Filter the data below for the string "symbol" and copy each matching line.
++++ EXTRACTED ENTRIES
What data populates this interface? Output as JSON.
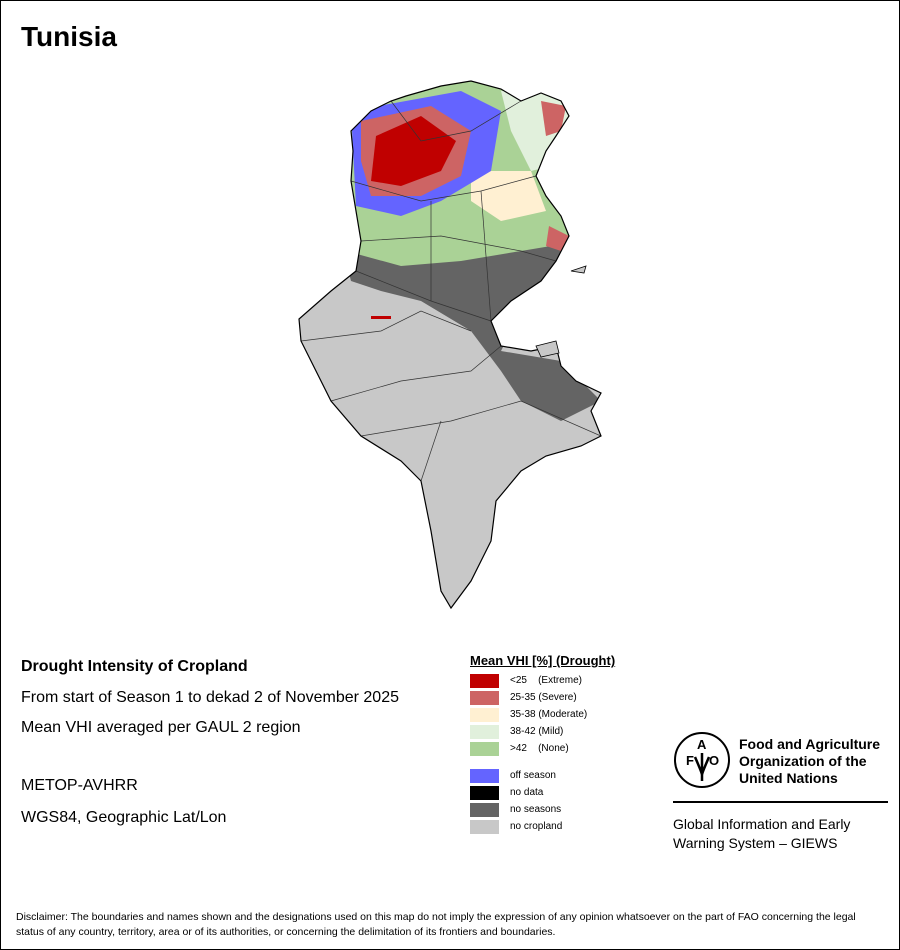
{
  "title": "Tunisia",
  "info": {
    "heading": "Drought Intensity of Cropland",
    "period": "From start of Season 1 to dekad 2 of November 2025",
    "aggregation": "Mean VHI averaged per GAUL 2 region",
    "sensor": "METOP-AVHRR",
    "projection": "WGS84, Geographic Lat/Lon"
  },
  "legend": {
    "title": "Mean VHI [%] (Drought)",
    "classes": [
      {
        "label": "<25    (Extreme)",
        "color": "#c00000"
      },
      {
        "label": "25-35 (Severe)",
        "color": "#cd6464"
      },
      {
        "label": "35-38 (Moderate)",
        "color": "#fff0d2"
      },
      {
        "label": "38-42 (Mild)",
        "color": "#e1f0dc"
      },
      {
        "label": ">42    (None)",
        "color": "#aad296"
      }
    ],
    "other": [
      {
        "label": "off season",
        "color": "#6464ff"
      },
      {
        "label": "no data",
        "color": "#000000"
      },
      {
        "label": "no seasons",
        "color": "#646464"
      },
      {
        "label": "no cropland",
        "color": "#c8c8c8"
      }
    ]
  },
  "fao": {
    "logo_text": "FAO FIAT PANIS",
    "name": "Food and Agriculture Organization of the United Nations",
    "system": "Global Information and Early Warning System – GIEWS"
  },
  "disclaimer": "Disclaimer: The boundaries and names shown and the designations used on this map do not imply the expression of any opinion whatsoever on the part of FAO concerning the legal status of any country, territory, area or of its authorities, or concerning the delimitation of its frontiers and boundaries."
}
++++++++
++++ EXTRACTED ENTRIES
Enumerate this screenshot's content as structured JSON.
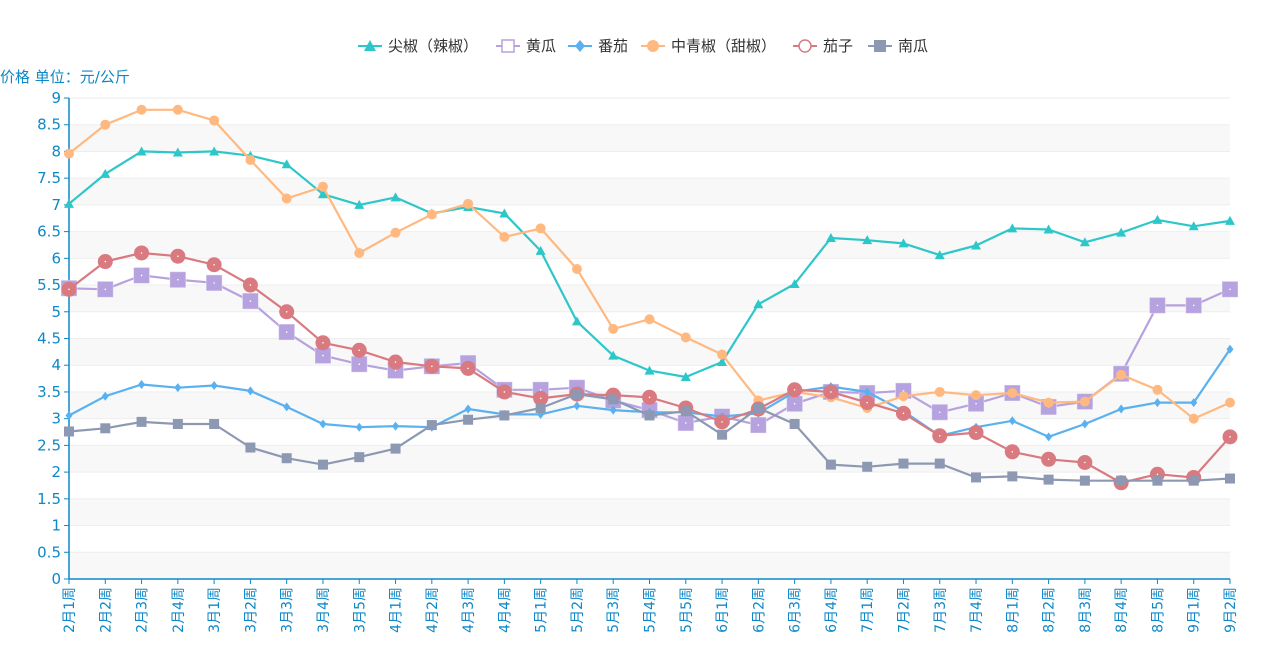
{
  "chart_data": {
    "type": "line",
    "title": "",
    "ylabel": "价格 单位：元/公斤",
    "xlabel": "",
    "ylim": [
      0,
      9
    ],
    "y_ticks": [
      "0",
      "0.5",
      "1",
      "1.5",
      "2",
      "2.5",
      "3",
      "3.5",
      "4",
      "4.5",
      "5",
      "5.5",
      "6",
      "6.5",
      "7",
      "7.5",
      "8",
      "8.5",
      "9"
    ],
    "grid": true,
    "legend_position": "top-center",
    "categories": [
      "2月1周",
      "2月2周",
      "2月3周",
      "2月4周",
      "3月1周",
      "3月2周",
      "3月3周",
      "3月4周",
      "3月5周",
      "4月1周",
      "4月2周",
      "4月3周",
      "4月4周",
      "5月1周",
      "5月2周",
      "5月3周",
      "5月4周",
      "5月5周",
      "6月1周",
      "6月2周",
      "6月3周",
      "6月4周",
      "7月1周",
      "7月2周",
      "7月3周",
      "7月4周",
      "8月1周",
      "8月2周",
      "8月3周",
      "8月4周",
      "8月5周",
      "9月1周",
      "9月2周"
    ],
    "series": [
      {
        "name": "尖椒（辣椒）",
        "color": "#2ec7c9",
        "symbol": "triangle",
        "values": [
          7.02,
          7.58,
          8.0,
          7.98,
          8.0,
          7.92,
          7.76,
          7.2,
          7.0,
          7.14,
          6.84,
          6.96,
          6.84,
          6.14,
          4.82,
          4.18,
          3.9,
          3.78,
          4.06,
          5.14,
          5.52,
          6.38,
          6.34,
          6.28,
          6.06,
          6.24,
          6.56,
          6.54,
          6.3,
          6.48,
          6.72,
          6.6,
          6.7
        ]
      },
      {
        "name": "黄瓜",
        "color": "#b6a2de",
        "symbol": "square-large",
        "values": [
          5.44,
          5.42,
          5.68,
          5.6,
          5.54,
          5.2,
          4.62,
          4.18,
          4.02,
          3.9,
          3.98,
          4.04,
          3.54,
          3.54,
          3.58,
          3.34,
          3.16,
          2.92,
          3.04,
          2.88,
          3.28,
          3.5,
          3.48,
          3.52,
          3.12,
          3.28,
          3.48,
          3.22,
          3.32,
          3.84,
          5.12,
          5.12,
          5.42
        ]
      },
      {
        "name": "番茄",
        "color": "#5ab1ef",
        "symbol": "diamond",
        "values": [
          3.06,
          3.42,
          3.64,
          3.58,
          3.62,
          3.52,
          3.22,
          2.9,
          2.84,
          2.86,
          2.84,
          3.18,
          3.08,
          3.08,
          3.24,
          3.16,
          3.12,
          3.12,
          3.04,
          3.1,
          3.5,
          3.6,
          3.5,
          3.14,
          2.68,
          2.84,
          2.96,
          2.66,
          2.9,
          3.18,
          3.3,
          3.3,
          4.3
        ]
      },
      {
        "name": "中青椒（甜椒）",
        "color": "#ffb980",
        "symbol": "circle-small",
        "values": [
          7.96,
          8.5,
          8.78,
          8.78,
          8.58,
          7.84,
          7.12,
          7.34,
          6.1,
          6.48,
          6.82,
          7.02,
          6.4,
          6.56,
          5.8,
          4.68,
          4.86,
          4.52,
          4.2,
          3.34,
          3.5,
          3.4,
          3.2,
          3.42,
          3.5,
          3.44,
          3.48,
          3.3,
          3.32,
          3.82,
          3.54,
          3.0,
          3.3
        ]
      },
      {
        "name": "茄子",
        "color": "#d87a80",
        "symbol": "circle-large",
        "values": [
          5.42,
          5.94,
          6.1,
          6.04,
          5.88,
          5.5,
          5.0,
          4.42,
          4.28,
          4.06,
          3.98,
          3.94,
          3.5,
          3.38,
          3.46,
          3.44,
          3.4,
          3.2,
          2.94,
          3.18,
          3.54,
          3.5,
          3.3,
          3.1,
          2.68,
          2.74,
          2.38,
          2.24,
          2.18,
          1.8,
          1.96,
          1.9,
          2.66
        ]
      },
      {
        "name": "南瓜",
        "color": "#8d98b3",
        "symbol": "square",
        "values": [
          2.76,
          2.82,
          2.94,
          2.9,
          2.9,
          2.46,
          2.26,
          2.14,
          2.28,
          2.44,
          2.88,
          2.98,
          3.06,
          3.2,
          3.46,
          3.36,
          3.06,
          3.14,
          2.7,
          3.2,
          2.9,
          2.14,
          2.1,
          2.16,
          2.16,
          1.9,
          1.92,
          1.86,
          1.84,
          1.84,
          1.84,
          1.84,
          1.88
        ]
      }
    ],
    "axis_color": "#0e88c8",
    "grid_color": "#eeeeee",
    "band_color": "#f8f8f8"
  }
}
++++++++
▸ ANSWER TO THIS TASK:
        "symbol": "triangle",
        "symbol": "square-large",
        "symbol": "diamond",
        "symbol": "circle-small",
        "symbol": "circle-large",
        "symbol": "square",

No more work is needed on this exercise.